DIRECTIONS FOR THIS TASK:
Pictures appear in the records below; write out everything else exactly.

========================================================================

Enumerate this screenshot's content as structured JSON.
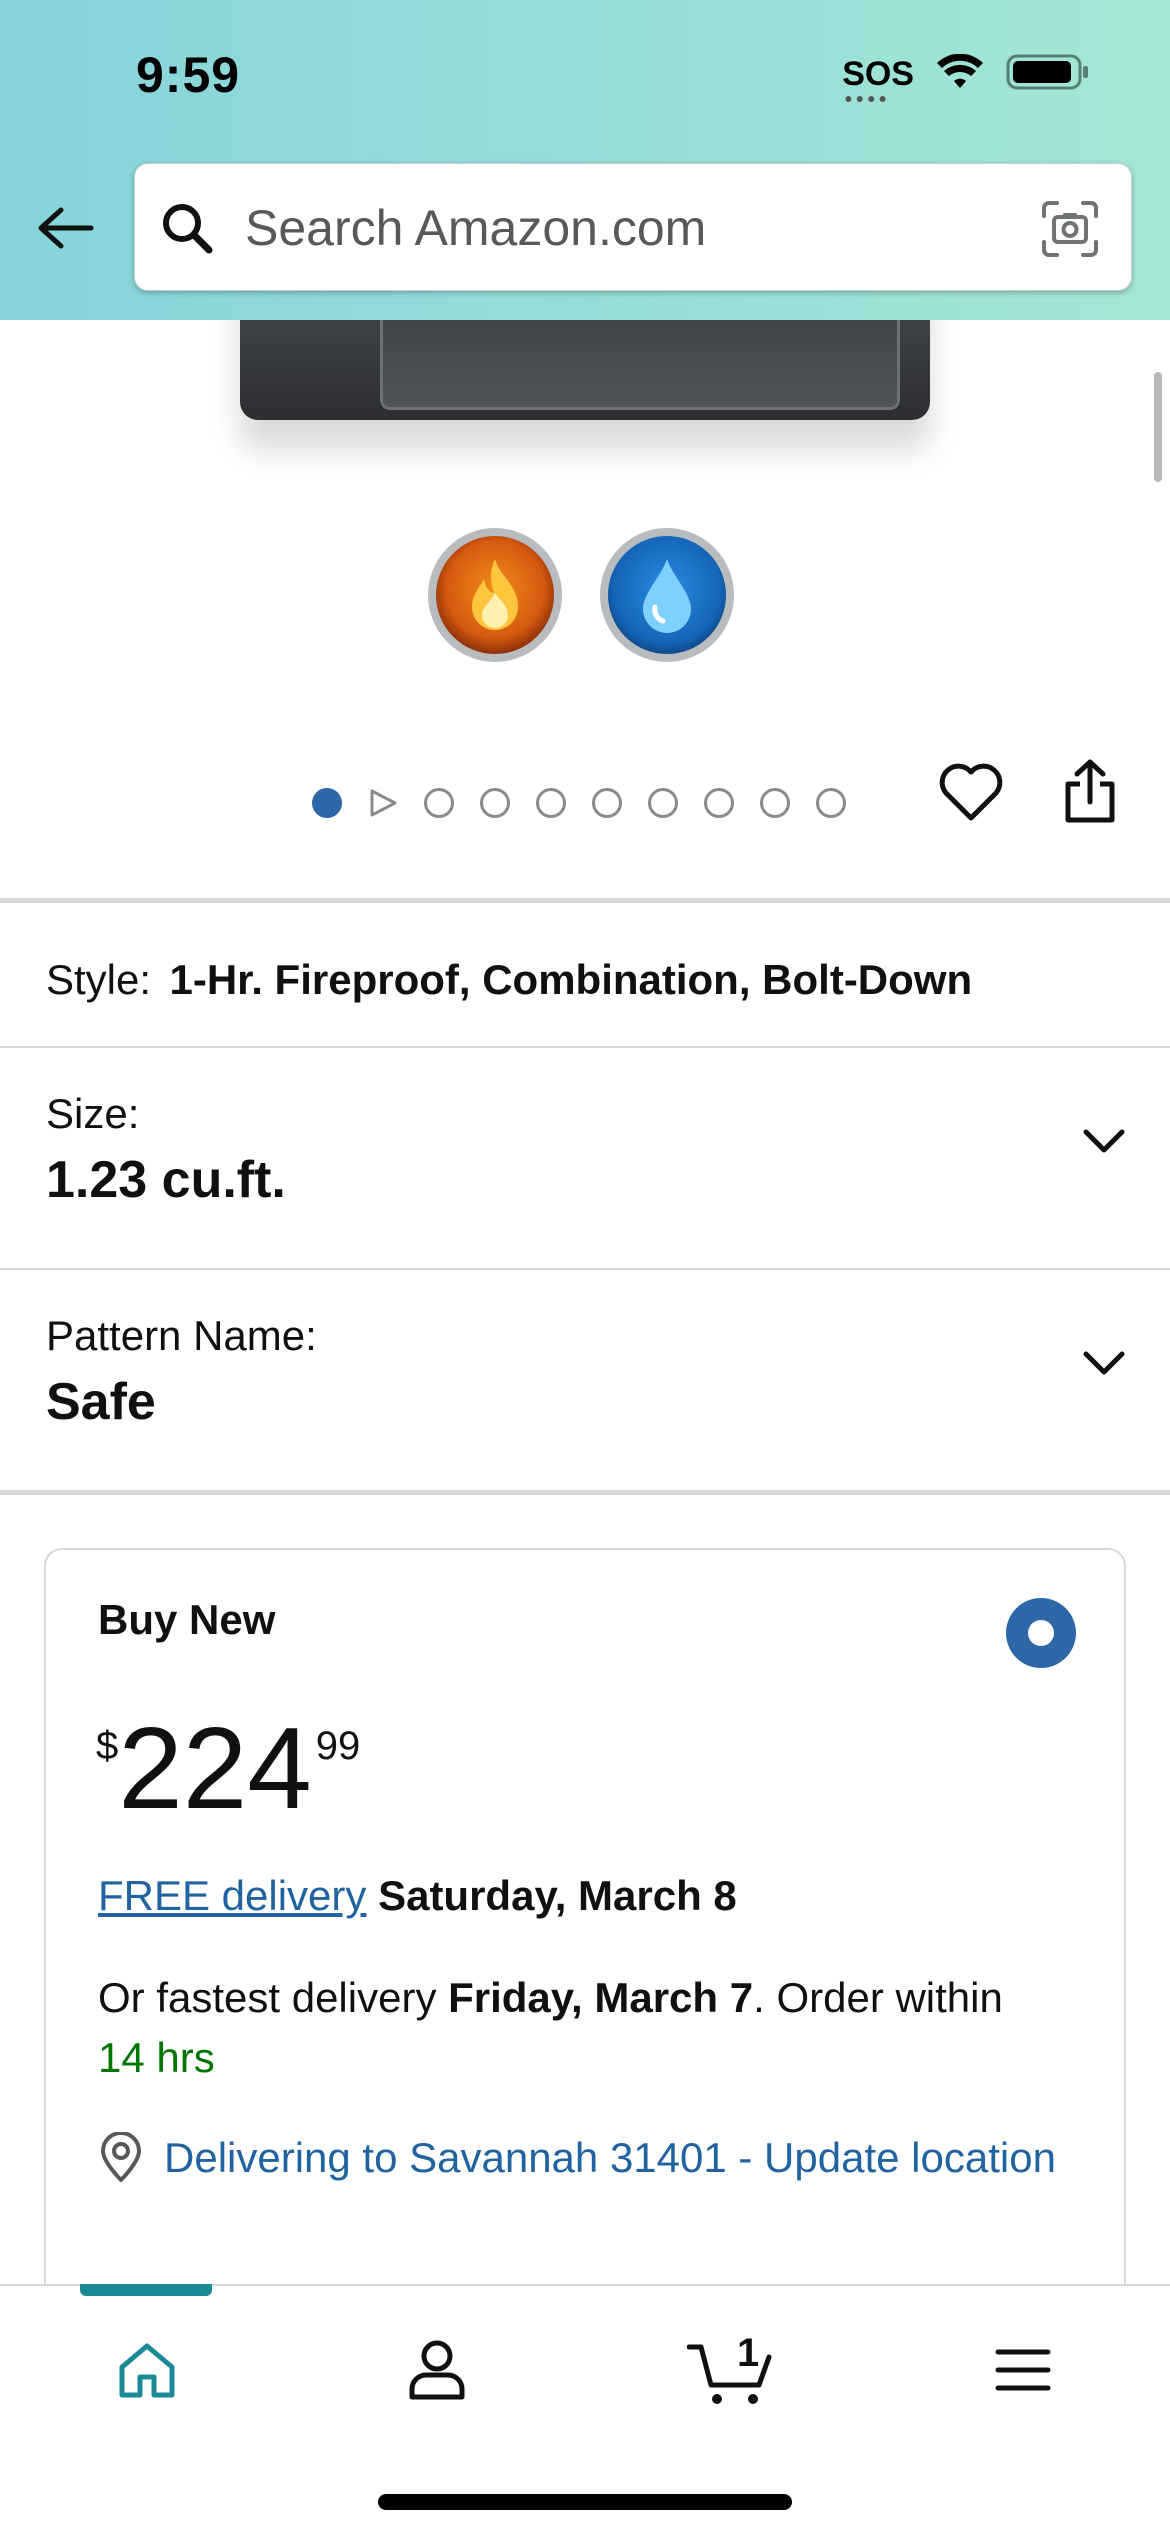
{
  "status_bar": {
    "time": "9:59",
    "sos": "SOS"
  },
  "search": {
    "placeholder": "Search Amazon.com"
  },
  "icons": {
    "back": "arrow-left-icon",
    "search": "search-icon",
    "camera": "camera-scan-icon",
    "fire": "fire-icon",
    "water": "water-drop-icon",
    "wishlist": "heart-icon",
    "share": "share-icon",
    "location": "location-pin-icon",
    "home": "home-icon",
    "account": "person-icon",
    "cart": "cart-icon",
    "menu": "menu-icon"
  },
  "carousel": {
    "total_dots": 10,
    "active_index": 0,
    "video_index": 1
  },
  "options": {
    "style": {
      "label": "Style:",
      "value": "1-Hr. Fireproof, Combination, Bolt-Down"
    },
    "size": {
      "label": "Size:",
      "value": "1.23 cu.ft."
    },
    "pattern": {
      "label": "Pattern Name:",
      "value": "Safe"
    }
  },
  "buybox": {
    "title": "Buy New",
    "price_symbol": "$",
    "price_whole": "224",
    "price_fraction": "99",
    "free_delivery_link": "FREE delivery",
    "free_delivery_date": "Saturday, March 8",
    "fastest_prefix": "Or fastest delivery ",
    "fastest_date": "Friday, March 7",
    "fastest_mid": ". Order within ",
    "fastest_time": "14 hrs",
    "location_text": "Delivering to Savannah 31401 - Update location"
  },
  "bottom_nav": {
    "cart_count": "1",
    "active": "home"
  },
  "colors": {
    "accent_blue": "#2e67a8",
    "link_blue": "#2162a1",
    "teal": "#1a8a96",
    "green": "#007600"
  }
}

========================================================================

SOLUTION FOR THIS TASK:
Enumerate this screenshot's content as structured JSON.
{
  "status_bar": {
    "time": "9:59",
    "sos": "SOS"
  },
  "search": {
    "placeholder": "Search Amazon.com"
  },
  "icons": {
    "back": "arrow-left-icon",
    "search": "search-icon",
    "camera": "camera-scan-icon",
    "fire": "fire-icon",
    "water": "water-drop-icon",
    "wishlist": "heart-icon",
    "share": "share-icon",
    "location": "location-pin-icon",
    "home": "home-icon",
    "account": "person-icon",
    "cart": "cart-icon",
    "menu": "menu-icon"
  },
  "carousel": {
    "total_dots": 10,
    "active_index": 0,
    "video_index": 1
  },
  "options": {
    "style": {
      "label": "Style:",
      "value": "1-Hr. Fireproof, Combination, Bolt-Down"
    },
    "size": {
      "label": "Size:",
      "value": "1.23 cu.ft."
    },
    "pattern": {
      "label": "Pattern Name:",
      "value": "Safe"
    }
  },
  "buybox": {
    "title": "Buy New",
    "price_symbol": "$",
    "price_whole": "224",
    "price_fraction": "99",
    "free_delivery_link": "FREE delivery",
    "free_delivery_date": "Saturday, March 8",
    "fastest_prefix": "Or fastest delivery ",
    "fastest_date": "Friday, March 7",
    "fastest_mid": ". Order within ",
    "fastest_time": "14 hrs",
    "location_text": "Delivering to Savannah 31401 - Update location"
  },
  "bottom_nav": {
    "cart_count": "1",
    "active": "home"
  },
  "colors": {
    "accent_blue": "#2e67a8",
    "link_blue": "#2162a1",
    "teal": "#1a8a96",
    "green": "#007600"
  }
}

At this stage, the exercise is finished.